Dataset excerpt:
....

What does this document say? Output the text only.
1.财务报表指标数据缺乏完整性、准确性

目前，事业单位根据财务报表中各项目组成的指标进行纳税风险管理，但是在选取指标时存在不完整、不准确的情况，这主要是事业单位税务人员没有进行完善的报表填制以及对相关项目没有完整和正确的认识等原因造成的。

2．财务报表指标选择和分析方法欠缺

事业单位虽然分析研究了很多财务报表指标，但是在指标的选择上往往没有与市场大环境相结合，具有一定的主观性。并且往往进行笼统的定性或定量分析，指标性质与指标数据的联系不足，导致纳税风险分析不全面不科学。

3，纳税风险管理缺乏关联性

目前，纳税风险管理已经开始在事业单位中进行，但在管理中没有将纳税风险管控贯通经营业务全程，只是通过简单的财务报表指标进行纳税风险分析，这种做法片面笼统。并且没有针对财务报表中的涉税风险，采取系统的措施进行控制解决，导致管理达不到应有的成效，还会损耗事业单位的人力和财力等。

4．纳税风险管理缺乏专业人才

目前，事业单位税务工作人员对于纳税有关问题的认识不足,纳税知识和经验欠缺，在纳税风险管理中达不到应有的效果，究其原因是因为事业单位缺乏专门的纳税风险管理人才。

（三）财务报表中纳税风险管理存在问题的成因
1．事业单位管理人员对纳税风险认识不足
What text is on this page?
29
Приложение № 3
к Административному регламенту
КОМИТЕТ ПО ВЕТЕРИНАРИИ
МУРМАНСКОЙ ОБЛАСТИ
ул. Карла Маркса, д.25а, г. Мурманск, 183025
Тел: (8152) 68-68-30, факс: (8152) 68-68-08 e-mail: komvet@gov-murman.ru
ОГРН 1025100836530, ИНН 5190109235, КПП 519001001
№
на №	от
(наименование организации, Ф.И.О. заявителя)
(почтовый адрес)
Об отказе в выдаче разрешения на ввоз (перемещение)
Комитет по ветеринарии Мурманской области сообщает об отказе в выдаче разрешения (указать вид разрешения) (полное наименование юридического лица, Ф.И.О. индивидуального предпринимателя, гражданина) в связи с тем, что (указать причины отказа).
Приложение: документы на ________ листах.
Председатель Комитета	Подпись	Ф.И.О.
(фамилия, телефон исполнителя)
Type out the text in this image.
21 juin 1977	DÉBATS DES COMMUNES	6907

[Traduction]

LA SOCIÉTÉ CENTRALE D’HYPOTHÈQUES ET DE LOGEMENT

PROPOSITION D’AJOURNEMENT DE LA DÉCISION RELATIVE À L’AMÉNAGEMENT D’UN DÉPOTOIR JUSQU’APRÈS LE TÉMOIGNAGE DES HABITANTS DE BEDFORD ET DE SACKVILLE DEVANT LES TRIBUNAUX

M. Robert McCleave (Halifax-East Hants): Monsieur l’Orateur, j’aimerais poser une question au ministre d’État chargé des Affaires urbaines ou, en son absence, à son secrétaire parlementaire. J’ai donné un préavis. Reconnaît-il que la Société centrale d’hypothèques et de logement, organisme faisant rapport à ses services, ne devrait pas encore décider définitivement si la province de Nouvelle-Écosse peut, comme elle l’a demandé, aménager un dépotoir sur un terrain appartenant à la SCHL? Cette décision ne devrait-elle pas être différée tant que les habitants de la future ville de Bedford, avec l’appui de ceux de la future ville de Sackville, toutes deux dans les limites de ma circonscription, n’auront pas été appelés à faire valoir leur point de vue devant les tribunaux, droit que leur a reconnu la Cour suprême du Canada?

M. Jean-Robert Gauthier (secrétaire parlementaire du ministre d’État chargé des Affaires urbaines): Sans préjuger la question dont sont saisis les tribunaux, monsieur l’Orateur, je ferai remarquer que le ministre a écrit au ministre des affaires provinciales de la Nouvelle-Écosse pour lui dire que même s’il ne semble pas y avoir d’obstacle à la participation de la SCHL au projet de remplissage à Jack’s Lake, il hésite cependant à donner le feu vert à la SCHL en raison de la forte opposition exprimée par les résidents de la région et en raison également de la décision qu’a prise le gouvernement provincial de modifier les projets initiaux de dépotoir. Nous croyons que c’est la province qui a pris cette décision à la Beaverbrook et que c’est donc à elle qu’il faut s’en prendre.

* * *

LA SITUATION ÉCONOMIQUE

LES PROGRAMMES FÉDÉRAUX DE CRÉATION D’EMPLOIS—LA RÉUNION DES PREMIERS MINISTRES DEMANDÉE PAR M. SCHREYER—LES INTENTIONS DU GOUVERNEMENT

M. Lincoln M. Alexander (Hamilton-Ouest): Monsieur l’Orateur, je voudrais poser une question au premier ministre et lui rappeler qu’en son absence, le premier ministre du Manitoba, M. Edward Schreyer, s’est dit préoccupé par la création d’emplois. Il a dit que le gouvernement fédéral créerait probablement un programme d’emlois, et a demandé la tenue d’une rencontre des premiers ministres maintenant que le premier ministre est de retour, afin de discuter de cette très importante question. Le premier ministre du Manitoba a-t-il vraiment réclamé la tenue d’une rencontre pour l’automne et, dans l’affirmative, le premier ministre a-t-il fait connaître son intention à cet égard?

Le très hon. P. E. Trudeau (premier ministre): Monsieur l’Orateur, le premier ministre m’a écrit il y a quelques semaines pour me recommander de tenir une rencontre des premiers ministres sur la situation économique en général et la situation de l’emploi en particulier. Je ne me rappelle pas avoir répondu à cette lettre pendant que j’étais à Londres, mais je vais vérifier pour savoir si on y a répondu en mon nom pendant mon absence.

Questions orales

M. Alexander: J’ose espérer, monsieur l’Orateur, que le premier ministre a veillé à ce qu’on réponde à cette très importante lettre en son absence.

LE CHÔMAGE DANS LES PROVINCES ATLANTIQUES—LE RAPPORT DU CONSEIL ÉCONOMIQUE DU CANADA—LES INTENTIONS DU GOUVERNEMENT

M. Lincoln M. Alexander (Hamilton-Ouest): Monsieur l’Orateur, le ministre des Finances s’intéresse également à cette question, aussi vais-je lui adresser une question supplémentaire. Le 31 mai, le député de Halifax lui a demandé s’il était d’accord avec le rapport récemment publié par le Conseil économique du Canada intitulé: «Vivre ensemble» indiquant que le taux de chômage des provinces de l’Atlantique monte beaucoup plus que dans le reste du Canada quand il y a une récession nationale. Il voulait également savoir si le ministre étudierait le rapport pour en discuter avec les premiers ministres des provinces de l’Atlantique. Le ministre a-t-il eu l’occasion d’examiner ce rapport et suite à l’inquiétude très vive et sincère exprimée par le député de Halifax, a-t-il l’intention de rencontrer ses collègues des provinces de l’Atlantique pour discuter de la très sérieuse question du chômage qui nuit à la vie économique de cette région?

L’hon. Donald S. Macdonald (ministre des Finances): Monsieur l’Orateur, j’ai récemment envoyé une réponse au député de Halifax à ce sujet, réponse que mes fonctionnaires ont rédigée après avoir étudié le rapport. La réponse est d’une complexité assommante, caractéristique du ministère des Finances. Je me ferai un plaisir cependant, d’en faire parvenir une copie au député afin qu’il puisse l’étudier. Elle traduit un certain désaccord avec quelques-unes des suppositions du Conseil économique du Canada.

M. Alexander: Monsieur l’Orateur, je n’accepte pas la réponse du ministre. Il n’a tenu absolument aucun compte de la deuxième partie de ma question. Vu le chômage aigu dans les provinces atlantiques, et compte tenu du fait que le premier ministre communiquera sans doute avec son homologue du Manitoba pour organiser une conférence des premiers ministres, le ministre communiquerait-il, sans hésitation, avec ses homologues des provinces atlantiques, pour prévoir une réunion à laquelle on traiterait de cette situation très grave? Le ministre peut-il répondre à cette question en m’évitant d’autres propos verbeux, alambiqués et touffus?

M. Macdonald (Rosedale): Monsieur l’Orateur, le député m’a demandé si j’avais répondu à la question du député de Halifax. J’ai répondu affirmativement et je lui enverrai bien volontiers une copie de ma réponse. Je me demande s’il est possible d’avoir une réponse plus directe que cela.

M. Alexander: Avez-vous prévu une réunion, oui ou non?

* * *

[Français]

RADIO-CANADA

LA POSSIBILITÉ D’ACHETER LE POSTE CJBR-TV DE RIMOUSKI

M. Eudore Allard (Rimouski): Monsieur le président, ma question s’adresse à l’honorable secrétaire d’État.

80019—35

....

**Written problem**
Tally the lines of the listing that include "Приложение". Reply with nothing but the count.

**Completed exercise**
2